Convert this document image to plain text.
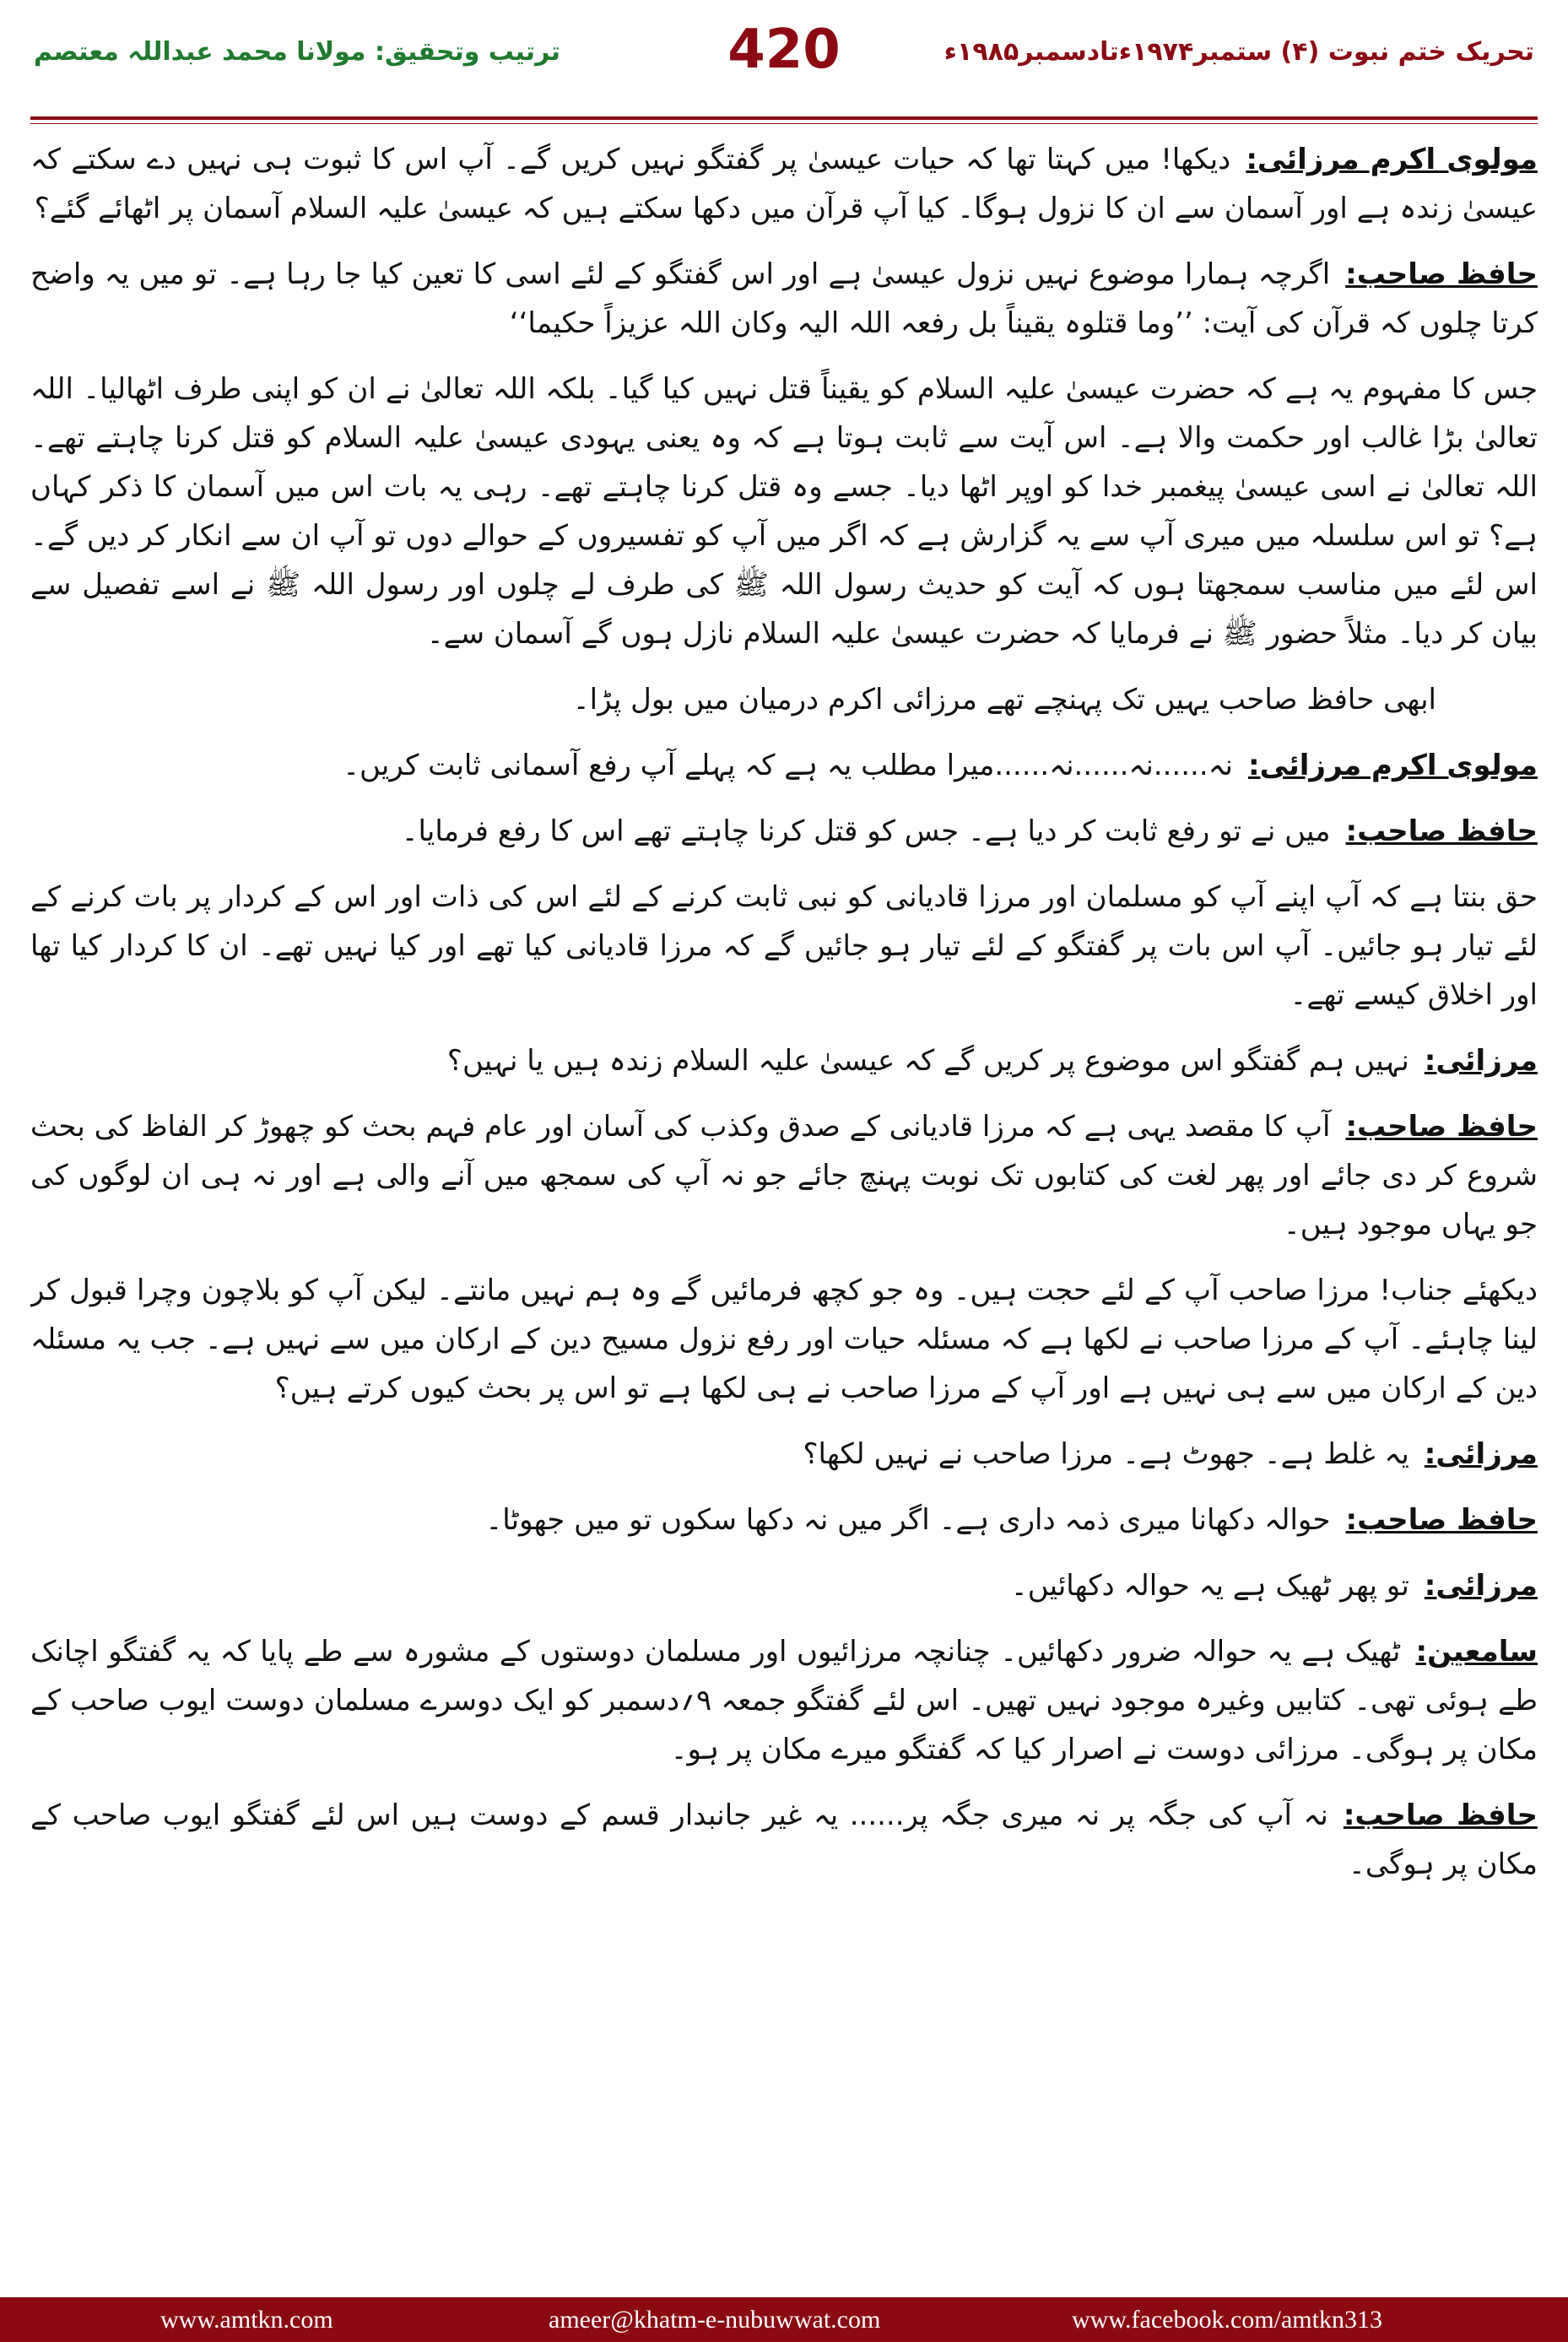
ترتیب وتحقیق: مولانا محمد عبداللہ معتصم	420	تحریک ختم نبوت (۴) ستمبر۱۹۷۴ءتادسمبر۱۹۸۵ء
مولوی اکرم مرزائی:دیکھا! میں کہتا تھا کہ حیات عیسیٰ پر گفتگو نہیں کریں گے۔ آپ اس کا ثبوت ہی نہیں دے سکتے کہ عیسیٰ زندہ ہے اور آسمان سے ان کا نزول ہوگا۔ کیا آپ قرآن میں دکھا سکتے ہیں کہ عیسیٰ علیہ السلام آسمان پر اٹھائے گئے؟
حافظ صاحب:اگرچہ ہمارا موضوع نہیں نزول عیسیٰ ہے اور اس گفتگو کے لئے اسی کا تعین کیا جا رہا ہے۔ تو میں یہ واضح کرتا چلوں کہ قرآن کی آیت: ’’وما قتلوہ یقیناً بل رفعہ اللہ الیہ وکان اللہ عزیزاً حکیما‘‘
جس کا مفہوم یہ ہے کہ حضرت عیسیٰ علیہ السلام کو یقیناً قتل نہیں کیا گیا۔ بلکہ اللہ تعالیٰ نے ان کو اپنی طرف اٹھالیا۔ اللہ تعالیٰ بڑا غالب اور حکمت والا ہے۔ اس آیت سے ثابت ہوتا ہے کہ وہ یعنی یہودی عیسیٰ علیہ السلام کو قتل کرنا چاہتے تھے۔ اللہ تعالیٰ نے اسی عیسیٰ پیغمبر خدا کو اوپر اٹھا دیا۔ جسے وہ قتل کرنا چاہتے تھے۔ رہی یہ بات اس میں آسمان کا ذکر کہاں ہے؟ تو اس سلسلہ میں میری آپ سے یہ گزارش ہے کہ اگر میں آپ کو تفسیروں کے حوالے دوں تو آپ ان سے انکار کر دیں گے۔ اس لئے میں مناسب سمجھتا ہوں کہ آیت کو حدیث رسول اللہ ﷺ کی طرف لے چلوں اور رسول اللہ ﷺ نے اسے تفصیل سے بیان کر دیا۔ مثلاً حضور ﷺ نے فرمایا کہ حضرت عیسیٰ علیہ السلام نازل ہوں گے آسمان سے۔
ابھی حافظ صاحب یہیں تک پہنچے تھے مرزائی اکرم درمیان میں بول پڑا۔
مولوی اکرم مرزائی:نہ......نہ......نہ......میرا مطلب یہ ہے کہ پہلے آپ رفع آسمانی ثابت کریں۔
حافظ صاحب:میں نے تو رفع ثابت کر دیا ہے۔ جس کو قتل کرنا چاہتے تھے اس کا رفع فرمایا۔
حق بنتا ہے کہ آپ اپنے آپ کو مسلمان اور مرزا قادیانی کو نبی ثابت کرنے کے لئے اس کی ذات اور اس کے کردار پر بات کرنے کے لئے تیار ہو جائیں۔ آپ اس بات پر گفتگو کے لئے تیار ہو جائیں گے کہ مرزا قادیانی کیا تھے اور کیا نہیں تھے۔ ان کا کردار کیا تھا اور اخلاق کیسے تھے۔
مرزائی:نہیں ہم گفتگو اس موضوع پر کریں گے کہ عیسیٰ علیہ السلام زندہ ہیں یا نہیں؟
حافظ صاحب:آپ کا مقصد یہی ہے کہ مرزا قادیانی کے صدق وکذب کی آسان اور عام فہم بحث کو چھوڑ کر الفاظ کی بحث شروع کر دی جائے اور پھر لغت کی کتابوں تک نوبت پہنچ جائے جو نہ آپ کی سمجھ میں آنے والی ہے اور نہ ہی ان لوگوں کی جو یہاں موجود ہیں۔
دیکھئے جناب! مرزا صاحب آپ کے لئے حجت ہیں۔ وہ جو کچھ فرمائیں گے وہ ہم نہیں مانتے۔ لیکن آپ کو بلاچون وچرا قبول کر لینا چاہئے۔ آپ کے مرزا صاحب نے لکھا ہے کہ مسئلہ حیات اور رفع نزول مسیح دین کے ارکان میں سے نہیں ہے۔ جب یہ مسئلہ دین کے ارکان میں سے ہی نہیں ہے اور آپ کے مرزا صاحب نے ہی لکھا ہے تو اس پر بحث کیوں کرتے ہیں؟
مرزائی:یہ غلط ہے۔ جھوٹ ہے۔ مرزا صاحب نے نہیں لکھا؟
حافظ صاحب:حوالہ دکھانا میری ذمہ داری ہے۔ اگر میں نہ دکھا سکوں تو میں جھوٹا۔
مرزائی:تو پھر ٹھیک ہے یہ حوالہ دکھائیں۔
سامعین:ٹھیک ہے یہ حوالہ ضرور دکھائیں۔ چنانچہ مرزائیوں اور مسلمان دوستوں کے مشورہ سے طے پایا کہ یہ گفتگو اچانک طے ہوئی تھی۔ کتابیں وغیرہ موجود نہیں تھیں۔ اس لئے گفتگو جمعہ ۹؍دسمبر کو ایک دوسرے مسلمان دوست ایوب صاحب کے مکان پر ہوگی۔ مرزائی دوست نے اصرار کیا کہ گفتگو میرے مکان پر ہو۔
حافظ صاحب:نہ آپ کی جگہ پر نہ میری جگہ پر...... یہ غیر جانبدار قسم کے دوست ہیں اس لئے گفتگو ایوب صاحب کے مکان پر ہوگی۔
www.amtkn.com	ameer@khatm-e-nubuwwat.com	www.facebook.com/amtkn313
- - - -
→ **Exercise objective**
Reproduce all of the entries word for word, skipping any pictures they hold.

→ **Correct response**
Convert this document image to plain text.
ترتیب وتحقیق: مولانا محمد عبداللہ معتصم	420	تحریک ختم نبوت (۴) ستمبر۱۹۷۴ءتادسمبر۱۹۸۵ء
مولوی اکرم مرزائی:دیکھا! میں کہتا تھا کہ حیات عیسیٰ پر گفتگو نہیں کریں گے۔ آپ اس کا ثبوت ہی نہیں دے سکتے کہ عیسیٰ زندہ ہے اور آسمان سے ان کا نزول ہوگا۔ کیا آپ قرآن میں دکھا سکتے ہیں کہ عیسیٰ علیہ السلام آسمان پر اٹھائے گئے؟
حافظ صاحب:اگرچہ ہمارا موضوع نہیں نزول عیسیٰ ہے اور اس گفتگو کے لئے اسی کا تعین کیا جا رہا ہے۔ تو میں یہ واضح کرتا چلوں کہ قرآن کی آیت: ’’وما قتلوہ یقیناً بل رفعہ اللہ الیہ وکان اللہ عزیزاً حکیما‘‘
جس کا مفہوم یہ ہے کہ حضرت عیسیٰ علیہ السلام کو یقیناً قتل نہیں کیا گیا۔ بلکہ اللہ تعالیٰ نے ان کو اپنی طرف اٹھالیا۔ اللہ تعالیٰ بڑا غالب اور حکمت والا ہے۔ اس آیت سے ثابت ہوتا ہے کہ وہ یعنی یہودی عیسیٰ علیہ السلام کو قتل کرنا چاہتے تھے۔ اللہ تعالیٰ نے اسی عیسیٰ پیغمبر خدا کو اوپر اٹھا دیا۔ جسے وہ قتل کرنا چاہتے تھے۔ رہی یہ بات اس میں آسمان کا ذکر کہاں ہے؟ تو اس سلسلہ میں میری آپ سے یہ گزارش ہے کہ اگر میں آپ کو تفسیروں کے حوالے دوں تو آپ ان سے انکار کر دیں گے۔ اس لئے میں مناسب سمجھتا ہوں کہ آیت کو حدیث رسول اللہ ﷺ کی طرف لے چلوں اور رسول اللہ ﷺ نے اسے تفصیل سے بیان کر دیا۔ مثلاً حضور ﷺ نے فرمایا کہ حضرت عیسیٰ علیہ السلام نازل ہوں گے آسمان سے۔
ابھی حافظ صاحب یہیں تک پہنچے تھے مرزائی اکرم درمیان میں بول پڑا۔
مولوی اکرم مرزائی:نہ......نہ......نہ......میرا مطلب یہ ہے کہ پہلے آپ رفع آسمانی ثابت کریں۔
حافظ صاحب:میں نے تو رفع ثابت کر دیا ہے۔ جس کو قتل کرنا چاہتے تھے اس کا رفع فرمایا۔
حق بنتا ہے کہ آپ اپنے آپ کو مسلمان اور مرزا قادیانی کو نبی ثابت کرنے کے لئے اس کی ذات اور اس کے کردار پر بات کرنے کے لئے تیار ہو جائیں۔ آپ اس بات پر گفتگو کے لئے تیار ہو جائیں گے کہ مرزا قادیانی کیا تھے اور کیا نہیں تھے۔ ان کا کردار کیا تھا اور اخلاق کیسے تھے۔
مرزائی:نہیں ہم گفتگو اس موضوع پر کریں گے کہ عیسیٰ علیہ السلام زندہ ہیں یا نہیں؟
حافظ صاحب:آپ کا مقصد یہی ہے کہ مرزا قادیانی کے صدق وکذب کی آسان اور عام فہم بحث کو چھوڑ کر الفاظ کی بحث شروع کر دی جائے اور پھر لغت کی کتابوں تک نوبت پہنچ جائے جو نہ آپ کی سمجھ میں آنے والی ہے اور نہ ہی ان لوگوں کی جو یہاں موجود ہیں۔
دیکھئے جناب! مرزا صاحب آپ کے لئے حجت ہیں۔ وہ جو کچھ فرمائیں گے وہ ہم نہیں مانتے۔ لیکن آپ کو بلاچون وچرا قبول کر لینا چاہئے۔ آپ کے مرزا صاحب نے لکھا ہے کہ مسئلہ حیات اور رفع نزول مسیح دین کے ارکان میں سے نہیں ہے۔ جب یہ مسئلہ دین کے ارکان میں سے ہی نہیں ہے اور آپ کے مرزا صاحب نے ہی لکھا ہے تو اس پر بحث کیوں کرتے ہیں؟
مرزائی:یہ غلط ہے۔ جھوٹ ہے۔ مرزا صاحب نے نہیں لکھا؟
حافظ صاحب:حوالہ دکھانا میری ذمہ داری ہے۔ اگر میں نہ دکھا سکوں تو میں جھوٹا۔
مرزائی:تو پھر ٹھیک ہے یہ حوالہ دکھائیں۔
سامعین:ٹھیک ہے یہ حوالہ ضرور دکھائیں۔ چنانچہ مرزائیوں اور مسلمان دوستوں کے مشورہ سے طے پایا کہ یہ گفتگو اچانک طے ہوئی تھی۔ کتابیں وغیرہ موجود نہیں تھیں۔ اس لئے گفتگو جمعہ ۹؍دسمبر کو ایک دوسرے مسلمان دوست ایوب صاحب کے مکان پر ہوگی۔ مرزائی دوست نے اصرار کیا کہ گفتگو میرے مکان پر ہو۔
حافظ صاحب:نہ آپ کی جگہ پر نہ میری جگہ پر...... یہ غیر جانبدار قسم کے دوست ہیں اس لئے گفتگو ایوب صاحب کے مکان پر ہوگی۔
www.amtkn.com	ameer@khatm-e-nubuwwat.com	www.facebook.com/amtkn313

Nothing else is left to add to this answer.